### PROBLEM:
Extract every line from the records below that contains the word "Epoll".

### EXERCISE DATA:

* * * *

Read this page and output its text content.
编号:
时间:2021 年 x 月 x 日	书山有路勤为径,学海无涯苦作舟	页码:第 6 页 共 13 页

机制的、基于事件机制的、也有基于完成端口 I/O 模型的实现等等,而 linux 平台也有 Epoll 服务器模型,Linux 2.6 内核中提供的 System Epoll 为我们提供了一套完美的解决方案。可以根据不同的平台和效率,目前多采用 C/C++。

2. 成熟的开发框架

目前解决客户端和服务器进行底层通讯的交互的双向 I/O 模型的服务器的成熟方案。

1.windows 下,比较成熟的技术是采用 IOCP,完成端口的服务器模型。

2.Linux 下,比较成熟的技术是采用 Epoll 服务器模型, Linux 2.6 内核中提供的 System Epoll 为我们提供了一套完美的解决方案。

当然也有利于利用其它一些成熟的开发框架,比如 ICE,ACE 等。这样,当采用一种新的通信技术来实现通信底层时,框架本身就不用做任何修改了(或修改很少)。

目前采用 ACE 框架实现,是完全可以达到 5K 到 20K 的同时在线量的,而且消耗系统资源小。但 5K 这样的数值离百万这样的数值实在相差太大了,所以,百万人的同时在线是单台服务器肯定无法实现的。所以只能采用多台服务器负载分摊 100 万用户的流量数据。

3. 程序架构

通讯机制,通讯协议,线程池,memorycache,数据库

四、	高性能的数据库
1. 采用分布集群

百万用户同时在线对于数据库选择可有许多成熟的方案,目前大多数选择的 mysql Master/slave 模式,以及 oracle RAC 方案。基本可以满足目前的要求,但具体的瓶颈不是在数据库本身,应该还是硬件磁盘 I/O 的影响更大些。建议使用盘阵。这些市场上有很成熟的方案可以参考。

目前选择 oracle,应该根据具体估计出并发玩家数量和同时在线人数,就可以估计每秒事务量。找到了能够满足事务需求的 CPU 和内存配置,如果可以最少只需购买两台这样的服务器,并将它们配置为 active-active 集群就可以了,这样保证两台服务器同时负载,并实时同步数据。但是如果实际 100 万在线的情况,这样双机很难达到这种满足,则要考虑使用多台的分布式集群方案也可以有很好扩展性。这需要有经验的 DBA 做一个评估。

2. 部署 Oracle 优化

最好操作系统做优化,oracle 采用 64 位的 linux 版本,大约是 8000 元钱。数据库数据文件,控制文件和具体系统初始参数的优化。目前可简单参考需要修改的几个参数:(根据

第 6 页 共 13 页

* * * *

### RESULT OF THIS TASK:
机制的、基于事件机制的、也有基于完成端口 I/O 模型的实现等等,而 linux 平台也有 Epoll 服务器模型,Linux 2.6 内核中提供的 System Epoll 为我们提供了一套完美的解决方案。可以根据不同的平台和效率,目前多采用 C/C++。
2.Linux 下,比较成熟的技术是采用 Epoll 服务器模型, Linux 2.6 内核中提供的 System Epoll 为我们提供了一套完美的解决方案。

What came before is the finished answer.